> What the exercise asks
All entries should be output exactly as they stand.

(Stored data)
※ ※ ※
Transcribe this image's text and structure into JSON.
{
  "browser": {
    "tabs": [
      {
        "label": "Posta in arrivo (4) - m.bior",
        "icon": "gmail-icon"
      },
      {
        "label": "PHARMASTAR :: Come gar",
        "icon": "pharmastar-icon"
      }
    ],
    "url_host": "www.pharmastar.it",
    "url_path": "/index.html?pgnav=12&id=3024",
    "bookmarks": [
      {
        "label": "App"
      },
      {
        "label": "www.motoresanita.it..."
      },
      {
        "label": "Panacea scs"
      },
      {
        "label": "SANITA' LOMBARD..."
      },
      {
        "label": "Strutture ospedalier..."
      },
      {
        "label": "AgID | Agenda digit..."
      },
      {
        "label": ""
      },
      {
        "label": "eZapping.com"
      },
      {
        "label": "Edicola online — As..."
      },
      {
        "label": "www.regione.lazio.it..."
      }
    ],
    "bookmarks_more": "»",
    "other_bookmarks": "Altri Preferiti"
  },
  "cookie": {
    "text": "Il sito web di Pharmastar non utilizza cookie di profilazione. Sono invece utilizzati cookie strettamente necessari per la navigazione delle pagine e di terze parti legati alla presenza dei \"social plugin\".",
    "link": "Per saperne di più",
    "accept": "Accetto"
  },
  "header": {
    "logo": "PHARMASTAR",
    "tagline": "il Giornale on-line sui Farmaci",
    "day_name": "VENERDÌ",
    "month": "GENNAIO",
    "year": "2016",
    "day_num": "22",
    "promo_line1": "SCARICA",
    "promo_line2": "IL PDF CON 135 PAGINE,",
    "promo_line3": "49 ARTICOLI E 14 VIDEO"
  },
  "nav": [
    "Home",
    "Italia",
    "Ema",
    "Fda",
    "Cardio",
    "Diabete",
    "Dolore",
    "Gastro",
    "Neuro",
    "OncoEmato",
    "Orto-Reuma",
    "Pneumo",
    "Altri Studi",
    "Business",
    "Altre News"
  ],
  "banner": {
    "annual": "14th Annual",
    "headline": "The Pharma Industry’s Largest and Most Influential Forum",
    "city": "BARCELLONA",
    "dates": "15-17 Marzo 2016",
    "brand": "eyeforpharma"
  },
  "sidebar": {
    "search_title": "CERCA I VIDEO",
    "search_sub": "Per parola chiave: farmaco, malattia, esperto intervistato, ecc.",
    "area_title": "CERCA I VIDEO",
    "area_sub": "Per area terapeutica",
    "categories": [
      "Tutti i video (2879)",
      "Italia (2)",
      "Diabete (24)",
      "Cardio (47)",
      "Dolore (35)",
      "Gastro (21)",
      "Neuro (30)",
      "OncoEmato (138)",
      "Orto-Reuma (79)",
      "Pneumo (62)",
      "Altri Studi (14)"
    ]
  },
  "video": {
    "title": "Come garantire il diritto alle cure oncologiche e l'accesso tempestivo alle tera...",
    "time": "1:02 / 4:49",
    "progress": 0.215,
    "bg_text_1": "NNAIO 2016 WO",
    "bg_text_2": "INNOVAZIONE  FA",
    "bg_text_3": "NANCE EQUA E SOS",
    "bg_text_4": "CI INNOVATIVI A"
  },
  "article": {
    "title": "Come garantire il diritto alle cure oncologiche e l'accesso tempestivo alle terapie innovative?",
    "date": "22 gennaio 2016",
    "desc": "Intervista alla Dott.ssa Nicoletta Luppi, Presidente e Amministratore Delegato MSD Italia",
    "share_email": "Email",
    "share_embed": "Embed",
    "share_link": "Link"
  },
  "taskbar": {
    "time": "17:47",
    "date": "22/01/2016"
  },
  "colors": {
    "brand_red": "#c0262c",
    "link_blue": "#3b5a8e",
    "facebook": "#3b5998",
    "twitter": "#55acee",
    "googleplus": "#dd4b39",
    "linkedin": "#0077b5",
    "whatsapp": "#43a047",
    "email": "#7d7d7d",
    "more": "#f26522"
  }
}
※ ※ ※
> Worked solution
Transcribe this image's text and structure into JSON.
{
  "browser": {
    "tabs": [
      {
        "label": "Posta in arrivo (4) - m.bior",
        "icon": "gmail-icon"
      },
      {
        "label": "PHARMASTAR :: Come gar",
        "icon": "pharmastar-icon"
      }
    ],
    "url_host": "www.pharmastar.it",
    "url_path": "/index.html?pgnav=12&id=3024",
    "bookmarks": [
      {
        "label": "App"
      },
      {
        "label": "www.motoresanita.it..."
      },
      {
        "label": "Panacea scs"
      },
      {
        "label": "SANITA' LOMBARD..."
      },
      {
        "label": "Strutture ospedalier..."
      },
      {
        "label": "AgID | Agenda digit..."
      },
      {
        "label": ""
      },
      {
        "label": "eZapping.com"
      },
      {
        "label": "Edicola online — As..."
      },
      {
        "label": "www.regione.lazio.it..."
      }
    ],
    "bookmarks_more": "»",
    "other_bookmarks": "Altri Preferiti"
  },
  "cookie": {
    "text": "Il sito web di Pharmastar non utilizza cookie di profilazione. Sono invece utilizzati cookie strettamente necessari per la navigazione delle pagine e di terze parti legati alla presenza dei \"social plugin\".",
    "link": "Per saperne di più",
    "accept": "Accetto"
  },
  "header": {
    "logo": "PHARMASTAR",
    "tagline": "il Giornale on-line sui Farmaci",
    "day_name": "VENERDÌ",
    "month": "GENNAIO",
    "year": "2016",
    "day_num": "22",
    "promo_line1": "SCARICA",
    "promo_line2": "IL PDF CON 135 PAGINE,",
    "promo_line3": "49 ARTICOLI E 14 VIDEO"
  },
  "nav": [
    "Home",
    "Italia",
    "Ema",
    "Fda",
    "Cardio",
    "Diabete",
    "Dolore",
    "Gastro",
    "Neuro",
    "OncoEmato",
    "Orto-Reuma",
    "Pneumo",
    "Altri Studi",
    "Business",
    "Altre News"
  ],
  "banner": {
    "annual": "14th Annual",
    "headline": "The Pharma Industry’s Largest and Most Influential Forum",
    "city": "BARCELLONA",
    "dates": "15-17 Marzo 2016",
    "brand": "eyeforpharma"
  },
  "sidebar": {
    "search_title": "CERCA I VIDEO",
    "search_sub": "Per parola chiave: farmaco, malattia, esperto intervistato, ecc.",
    "area_title": "CERCA I VIDEO",
    "area_sub": "Per area terapeutica",
    "categories": [
      "Tutti i video (2879)",
      "Italia (2)",
      "Diabete (24)",
      "Cardio (47)",
      "Dolore (35)",
      "Gastro (21)",
      "Neuro (30)",
      "OncoEmato (138)",
      "Orto-Reuma (79)",
      "Pneumo (62)",
      "Altri Studi (14)"
    ]
  },
  "video": {
    "title": "Come garantire il diritto alle cure oncologiche e l'accesso tempestivo alle tera...",
    "time": "1:02 / 4:49",
    "progress": 0.215,
    "bg_text_1": "NNAIO 2016 WO",
    "bg_text_2": "INNOVAZIONE  FA",
    "bg_text_3": "NANCE EQUA E SOS",
    "bg_text_4": "CI INNOVATIVI A"
  },
  "article": {
    "title": "Come garantire il diritto alle cure oncologiche e l'accesso tempestivo alle terapie innovative?",
    "date": "22 gennaio 2016",
    "desc": "Intervista alla Dott.ssa Nicoletta Luppi, Presidente e Amministratore Delegato MSD Italia",
    "share_email": "Email",
    "share_embed": "Embed",
    "share_link": "Link"
  },
  "taskbar": {
    "time": "17:47",
    "date": "22/01/2016"
  },
  "colors": {
    "brand_red": "#c0262c",
    "link_blue": "#3b5a8e",
    "facebook": "#3b5998",
    "twitter": "#55acee",
    "googleplus": "#dd4b39",
    "linkedin": "#0077b5",
    "whatsapp": "#43a047",
    "email": "#7d7d7d",
    "more": "#f26522"
  }
}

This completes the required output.